> **Required work**
All records below must be retyped exactly.
--- START Records for processing ---
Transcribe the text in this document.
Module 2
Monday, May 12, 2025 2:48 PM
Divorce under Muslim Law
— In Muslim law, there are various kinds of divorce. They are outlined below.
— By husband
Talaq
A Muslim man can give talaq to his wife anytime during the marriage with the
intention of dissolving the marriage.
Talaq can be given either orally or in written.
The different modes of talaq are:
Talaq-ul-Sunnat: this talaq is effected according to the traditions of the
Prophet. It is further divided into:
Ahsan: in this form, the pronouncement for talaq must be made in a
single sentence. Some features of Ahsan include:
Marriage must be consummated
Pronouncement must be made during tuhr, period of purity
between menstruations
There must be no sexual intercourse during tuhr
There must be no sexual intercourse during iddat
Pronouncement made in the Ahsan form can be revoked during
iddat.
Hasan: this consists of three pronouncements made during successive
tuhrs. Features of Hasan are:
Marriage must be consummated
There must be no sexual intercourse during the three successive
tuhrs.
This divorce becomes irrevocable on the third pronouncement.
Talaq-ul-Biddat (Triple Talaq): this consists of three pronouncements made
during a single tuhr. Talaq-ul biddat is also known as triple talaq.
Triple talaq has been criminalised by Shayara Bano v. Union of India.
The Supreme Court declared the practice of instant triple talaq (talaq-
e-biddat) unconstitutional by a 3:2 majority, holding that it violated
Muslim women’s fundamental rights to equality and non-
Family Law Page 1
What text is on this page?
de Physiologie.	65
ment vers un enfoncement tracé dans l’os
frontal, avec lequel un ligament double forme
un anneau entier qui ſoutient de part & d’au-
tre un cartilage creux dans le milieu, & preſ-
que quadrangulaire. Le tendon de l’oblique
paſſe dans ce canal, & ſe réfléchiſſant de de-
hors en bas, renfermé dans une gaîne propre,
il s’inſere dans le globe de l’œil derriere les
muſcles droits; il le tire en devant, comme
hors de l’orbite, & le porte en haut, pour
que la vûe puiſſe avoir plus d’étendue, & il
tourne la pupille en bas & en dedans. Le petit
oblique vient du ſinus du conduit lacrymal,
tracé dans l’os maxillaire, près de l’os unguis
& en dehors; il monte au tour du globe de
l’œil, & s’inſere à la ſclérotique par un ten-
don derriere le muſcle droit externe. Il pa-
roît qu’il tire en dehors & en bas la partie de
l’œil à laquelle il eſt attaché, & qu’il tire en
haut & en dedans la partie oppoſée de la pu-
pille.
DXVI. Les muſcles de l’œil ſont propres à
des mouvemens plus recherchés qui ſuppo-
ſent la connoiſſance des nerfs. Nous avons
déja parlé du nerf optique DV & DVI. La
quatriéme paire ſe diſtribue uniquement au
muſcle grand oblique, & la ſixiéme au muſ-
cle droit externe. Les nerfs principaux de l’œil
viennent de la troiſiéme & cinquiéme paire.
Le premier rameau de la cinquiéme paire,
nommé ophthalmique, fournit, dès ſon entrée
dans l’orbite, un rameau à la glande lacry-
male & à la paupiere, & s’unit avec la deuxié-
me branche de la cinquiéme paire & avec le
--- END Records for processing ---
> **Correct response**
Transcribe the text in this document.
Module 2
Monday, May 12, 2025 2:48 PM
Divorce under Muslim Law
— In Muslim law, there are various kinds of divorce. They are outlined below.
— By husband
Talaq
A Muslim man can give talaq to his wife anytime during the marriage with the
intention of dissolving the marriage.
Talaq can be given either orally or in written.
The different modes of talaq are:
Talaq-ul-Sunnat: this talaq is effected according to the traditions of the
Prophet. It is further divided into:
Ahsan: in this form, the pronouncement for talaq must be made in a
single sentence. Some features of Ahsan include:
Marriage must be consummated
Pronouncement must be made during tuhr, period of purity
between menstruations
There must be no sexual intercourse during tuhr
There must be no sexual intercourse during iddat
Pronouncement made in the Ahsan form can be revoked during
iddat.
Hasan: this consists of three pronouncements made during successive
tuhrs. Features of Hasan are:
Marriage must be consummated
There must be no sexual intercourse during the three successive
tuhrs.
This divorce becomes irrevocable on the third pronouncement.
Talaq-ul-Biddat (Triple Talaq): this consists of three pronouncements made
during a single tuhr. Talaq-ul biddat is also known as triple talaq.
Triple talaq has been criminalised by Shayara Bano v. Union of India.
The Supreme Court declared the practice of instant triple talaq (talaq-
e-biddat) unconstitutional by a 3:2 majority, holding that it violated
Muslim women’s fundamental rights to equality and non-
Family Law Page 1
What text is on this page?
de Physiologie.	65
ment vers un enfoncement tracé dans l’os
frontal, avec lequel un ligament double forme
un anneau entier qui ſoutient de part & d’au-
tre un cartilage creux dans le milieu, & preſ-
que quadrangulaire. Le tendon de l’oblique
paſſe dans ce canal, & ſe réfléchiſſant de de-
hors en bas, renfermé dans une gaîne propre,
il s’inſere dans le globe de l’œil derriere les
muſcles droits; il le tire en devant, comme
hors de l’orbite, & le porte en haut, pour
que la vûe puiſſe avoir plus d’étendue, & il
tourne la pupille en bas & en dedans. Le petit
oblique vient du ſinus du conduit lacrymal,
tracé dans l’os maxillaire, près de l’os unguis
& en dehors; il monte au tour du globe de
l’œil, & s’inſere à la ſclérotique par un ten-
don derriere le muſcle droit externe. Il pa-
roît qu’il tire en dehors & en bas la partie de
l’œil à laquelle il eſt attaché, & qu’il tire en
haut & en dedans la partie oppoſée de la pu-
pille.
DXVI. Les muſcles de l’œil ſont propres à
des mouvemens plus recherchés qui ſuppo-
ſent la connoiſſance des nerfs. Nous avons
déja parlé du nerf optique DV & DVI. La
quatriéme paire ſe diſtribue uniquement au
muſcle grand oblique, & la ſixiéme au muſ-
cle droit externe. Les nerfs principaux de l’œil
viennent de la troiſiéme & cinquiéme paire.
Le premier rameau de la cinquiéme paire,
nommé ophthalmique, fournit, dès ſon entrée
dans l’orbite, un rameau à la glande lacry-
male & à la paupiere, & s’unit avec la deuxié-
me branche de la cinquiéme paire & avec le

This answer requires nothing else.